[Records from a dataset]
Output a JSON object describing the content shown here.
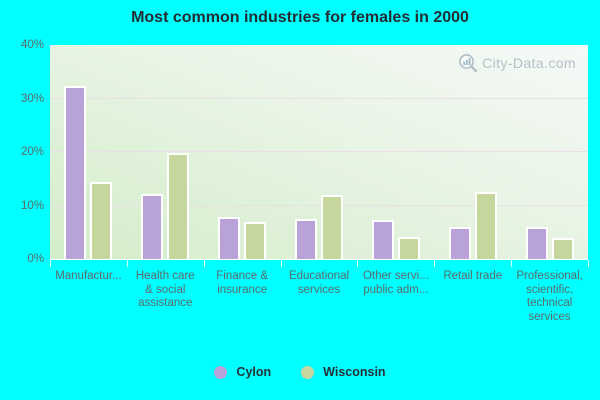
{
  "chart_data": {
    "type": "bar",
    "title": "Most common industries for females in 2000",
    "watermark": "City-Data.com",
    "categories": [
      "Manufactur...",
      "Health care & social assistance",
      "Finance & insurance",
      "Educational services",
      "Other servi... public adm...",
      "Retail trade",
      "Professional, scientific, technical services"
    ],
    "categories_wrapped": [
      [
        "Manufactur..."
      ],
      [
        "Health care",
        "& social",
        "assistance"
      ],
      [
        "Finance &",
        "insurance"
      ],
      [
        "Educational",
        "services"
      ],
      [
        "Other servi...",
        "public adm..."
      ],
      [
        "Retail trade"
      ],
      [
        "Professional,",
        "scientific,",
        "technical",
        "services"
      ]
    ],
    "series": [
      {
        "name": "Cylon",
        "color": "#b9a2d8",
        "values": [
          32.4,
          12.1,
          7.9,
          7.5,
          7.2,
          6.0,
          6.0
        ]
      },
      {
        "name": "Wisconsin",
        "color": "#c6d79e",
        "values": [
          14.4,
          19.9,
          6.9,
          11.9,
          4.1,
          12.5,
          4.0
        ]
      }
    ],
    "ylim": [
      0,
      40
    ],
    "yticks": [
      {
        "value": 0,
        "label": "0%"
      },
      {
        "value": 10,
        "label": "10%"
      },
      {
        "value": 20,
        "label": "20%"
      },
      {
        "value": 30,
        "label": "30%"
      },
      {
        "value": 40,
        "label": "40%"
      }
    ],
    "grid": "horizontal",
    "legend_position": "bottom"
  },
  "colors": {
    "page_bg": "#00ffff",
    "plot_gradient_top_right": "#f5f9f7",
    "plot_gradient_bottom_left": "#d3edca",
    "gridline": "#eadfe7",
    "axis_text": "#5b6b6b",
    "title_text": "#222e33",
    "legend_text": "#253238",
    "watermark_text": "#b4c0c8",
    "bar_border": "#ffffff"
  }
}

__Description of the task__.
Please write out all of the material above without changing a word, and omit any pictures.

__Right answer__.
Output a JSON object describing the content shown here.
{
  "chart_data": {
    "type": "bar",
    "title": "Most common industries for females in 2000",
    "watermark": "City-Data.com",
    "categories": [
      "Manufactur...",
      "Health care & social assistance",
      "Finance & insurance",
      "Educational services",
      "Other servi... public adm...",
      "Retail trade",
      "Professional, scientific, technical services"
    ],
    "categories_wrapped": [
      [
        "Manufactur..."
      ],
      [
        "Health care",
        "& social",
        "assistance"
      ],
      [
        "Finance &",
        "insurance"
      ],
      [
        "Educational",
        "services"
      ],
      [
        "Other servi...",
        "public adm..."
      ],
      [
        "Retail trade"
      ],
      [
        "Professional,",
        "scientific,",
        "technical",
        "services"
      ]
    ],
    "series": [
      {
        "name": "Cylon",
        "color": "#b9a2d8",
        "values": [
          32.4,
          12.1,
          7.9,
          7.5,
          7.2,
          6.0,
          6.0
        ]
      },
      {
        "name": "Wisconsin",
        "color": "#c6d79e",
        "values": [
          14.4,
          19.9,
          6.9,
          11.9,
          4.1,
          12.5,
          4.0
        ]
      }
    ],
    "ylim": [
      0,
      40
    ],
    "yticks": [
      {
        "value": 0,
        "label": "0%"
      },
      {
        "value": 10,
        "label": "10%"
      },
      {
        "value": 20,
        "label": "20%"
      },
      {
        "value": 30,
        "label": "30%"
      },
      {
        "value": 40,
        "label": "40%"
      }
    ],
    "grid": "horizontal",
    "legend_position": "bottom"
  },
  "colors": {
    "page_bg": "#00ffff",
    "plot_gradient_top_right": "#f5f9f7",
    "plot_gradient_bottom_left": "#d3edca",
    "gridline": "#eadfe7",
    "axis_text": "#5b6b6b",
    "title_text": "#222e33",
    "legend_text": "#253238",
    "watermark_text": "#b4c0c8",
    "bar_border": "#ffffff"
  }
}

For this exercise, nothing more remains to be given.